* **What the task asks**: What follows is a listing to be transcribed exactly.
* START Data for this task *
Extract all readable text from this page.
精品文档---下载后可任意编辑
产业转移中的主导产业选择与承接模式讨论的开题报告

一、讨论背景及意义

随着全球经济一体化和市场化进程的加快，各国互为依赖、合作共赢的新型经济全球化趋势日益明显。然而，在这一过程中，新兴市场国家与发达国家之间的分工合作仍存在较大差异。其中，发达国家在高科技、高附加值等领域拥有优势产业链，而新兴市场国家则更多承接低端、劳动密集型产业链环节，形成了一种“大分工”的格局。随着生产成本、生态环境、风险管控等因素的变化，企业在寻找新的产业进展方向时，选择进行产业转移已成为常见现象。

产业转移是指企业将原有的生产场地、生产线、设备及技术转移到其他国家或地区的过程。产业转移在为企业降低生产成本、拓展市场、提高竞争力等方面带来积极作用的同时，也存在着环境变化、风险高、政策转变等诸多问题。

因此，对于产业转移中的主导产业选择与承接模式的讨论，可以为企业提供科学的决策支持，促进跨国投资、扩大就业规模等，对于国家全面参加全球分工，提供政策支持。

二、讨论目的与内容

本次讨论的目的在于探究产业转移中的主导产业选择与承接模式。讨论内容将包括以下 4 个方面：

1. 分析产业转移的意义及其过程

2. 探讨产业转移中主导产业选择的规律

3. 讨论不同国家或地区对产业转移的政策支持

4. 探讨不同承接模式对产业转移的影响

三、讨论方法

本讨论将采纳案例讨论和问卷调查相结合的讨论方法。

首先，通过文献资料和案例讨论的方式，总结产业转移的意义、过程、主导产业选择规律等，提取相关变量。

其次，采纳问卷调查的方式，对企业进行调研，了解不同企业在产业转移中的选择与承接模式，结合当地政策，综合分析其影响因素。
* END Data for this task *
* **Solution to this task**:
Extract all readable text from this page.
精品文档---下载后可任意编辑
产业转移中的主导产业选择与承接模式讨论的开题报告

一、讨论背景及意义

随着全球经济一体化和市场化进程的加快，各国互为依赖、合作共赢的新型经济全球化趋势日益明显。然而，在这一过程中，新兴市场国家与发达国家之间的分工合作仍存在较大差异。其中，发达国家在高科技、高附加值等领域拥有优势产业链，而新兴市场国家则更多承接低端、劳动密集型产业链环节，形成了一种“大分工”的格局。随着生产成本、生态环境、风险管控等因素的变化，企业在寻找新的产业进展方向时，选择进行产业转移已成为常见现象。

产业转移是指企业将原有的生产场地、生产线、设备及技术转移到其他国家或地区的过程。产业转移在为企业降低生产成本、拓展市场、提高竞争力等方面带来积极作用的同时，也存在着环境变化、风险高、政策转变等诸多问题。

因此，对于产业转移中的主导产业选择与承接模式的讨论，可以为企业提供科学的决策支持，促进跨国投资、扩大就业规模等，对于国家全面参加全球分工，提供政策支持。

二、讨论目的与内容

本次讨论的目的在于探究产业转移中的主导产业选择与承接模式。讨论内容将包括以下 4 个方面：

1. 分析产业转移的意义及其过程

2. 探讨产业转移中主导产业选择的规律

3. 讨论不同国家或地区对产业转移的政策支持

4. 探讨不同承接模式对产业转移的影响

三、讨论方法

本讨论将采纳案例讨论和问卷调查相结合的讨论方法。

首先，通过文献资料和案例讨论的方式，总结产业转移的意义、过程、主导产业选择规律等，提取相关变量。

其次，采纳问卷调查的方式，对企业进行调研，了解不同企业在产业转移中的选择与承接模式，结合当地政策，综合分析其影响因素。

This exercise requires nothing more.